EXERCISE AIM
Pull each line containing "Qualified" out of the data and copy it.

MATERIAL FOR THIS TASK
# # #

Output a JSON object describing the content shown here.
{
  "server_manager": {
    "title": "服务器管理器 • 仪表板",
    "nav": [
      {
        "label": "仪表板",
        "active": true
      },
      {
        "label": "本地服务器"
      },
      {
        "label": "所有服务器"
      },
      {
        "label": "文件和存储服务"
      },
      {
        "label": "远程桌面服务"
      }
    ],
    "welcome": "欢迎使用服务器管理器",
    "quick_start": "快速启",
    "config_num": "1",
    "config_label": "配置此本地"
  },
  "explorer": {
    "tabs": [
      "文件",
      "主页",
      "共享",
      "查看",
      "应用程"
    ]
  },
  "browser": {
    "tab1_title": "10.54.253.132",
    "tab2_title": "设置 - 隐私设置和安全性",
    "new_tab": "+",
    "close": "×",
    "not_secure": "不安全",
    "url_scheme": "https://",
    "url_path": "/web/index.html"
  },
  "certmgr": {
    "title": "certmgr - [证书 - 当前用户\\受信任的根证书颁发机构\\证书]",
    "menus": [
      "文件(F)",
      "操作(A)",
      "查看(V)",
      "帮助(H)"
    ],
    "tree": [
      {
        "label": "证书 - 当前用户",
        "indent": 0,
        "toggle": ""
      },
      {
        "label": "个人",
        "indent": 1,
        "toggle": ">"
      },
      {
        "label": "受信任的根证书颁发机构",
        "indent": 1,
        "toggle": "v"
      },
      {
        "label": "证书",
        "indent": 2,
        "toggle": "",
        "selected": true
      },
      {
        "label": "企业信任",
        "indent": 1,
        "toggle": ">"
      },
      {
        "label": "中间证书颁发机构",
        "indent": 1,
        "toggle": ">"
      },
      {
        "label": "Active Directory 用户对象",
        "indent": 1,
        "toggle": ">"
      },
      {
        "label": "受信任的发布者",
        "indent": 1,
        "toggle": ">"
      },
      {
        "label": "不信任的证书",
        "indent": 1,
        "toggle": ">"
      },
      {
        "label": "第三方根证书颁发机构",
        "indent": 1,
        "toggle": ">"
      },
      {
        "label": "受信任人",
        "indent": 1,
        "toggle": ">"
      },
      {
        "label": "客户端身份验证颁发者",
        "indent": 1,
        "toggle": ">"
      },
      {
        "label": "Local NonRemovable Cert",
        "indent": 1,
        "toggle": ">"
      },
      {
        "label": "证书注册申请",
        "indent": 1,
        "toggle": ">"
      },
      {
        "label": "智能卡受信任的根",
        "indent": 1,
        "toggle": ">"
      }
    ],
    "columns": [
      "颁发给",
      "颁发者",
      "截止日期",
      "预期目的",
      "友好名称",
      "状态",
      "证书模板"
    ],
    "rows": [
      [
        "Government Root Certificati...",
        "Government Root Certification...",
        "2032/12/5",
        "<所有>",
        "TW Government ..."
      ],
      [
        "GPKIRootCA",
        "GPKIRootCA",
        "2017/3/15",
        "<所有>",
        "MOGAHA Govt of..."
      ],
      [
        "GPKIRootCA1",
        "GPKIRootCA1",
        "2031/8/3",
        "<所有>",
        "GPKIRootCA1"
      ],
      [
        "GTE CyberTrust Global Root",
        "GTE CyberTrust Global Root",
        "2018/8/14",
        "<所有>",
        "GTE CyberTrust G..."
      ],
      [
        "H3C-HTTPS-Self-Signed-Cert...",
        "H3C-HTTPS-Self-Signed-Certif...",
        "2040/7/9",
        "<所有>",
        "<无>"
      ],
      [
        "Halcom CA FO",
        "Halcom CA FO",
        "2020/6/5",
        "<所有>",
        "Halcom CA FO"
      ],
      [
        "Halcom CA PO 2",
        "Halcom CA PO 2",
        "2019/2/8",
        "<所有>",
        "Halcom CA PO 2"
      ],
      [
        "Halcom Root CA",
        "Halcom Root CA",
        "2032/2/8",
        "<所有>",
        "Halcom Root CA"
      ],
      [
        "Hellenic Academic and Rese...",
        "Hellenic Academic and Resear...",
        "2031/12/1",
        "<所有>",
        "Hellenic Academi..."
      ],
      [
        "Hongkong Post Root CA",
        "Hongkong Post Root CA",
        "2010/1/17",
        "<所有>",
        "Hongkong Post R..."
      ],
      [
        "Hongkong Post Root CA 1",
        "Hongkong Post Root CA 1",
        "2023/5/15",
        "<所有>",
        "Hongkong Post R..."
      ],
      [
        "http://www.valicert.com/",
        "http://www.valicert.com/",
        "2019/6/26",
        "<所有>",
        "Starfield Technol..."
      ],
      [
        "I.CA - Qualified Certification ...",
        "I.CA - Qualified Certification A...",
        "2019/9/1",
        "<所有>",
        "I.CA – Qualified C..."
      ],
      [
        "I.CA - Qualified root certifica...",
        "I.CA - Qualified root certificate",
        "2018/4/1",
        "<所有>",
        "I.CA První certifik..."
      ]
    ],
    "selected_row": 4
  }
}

# # #

PROBLEM SOLUTION
        "I.CA - Qualified Certification ...",
        "I.CA - Qualified Certification A...",
        "I.CA – Qualified C..."
        "I.CA - Qualified root certifica...",
        "I.CA - Qualified root certificate",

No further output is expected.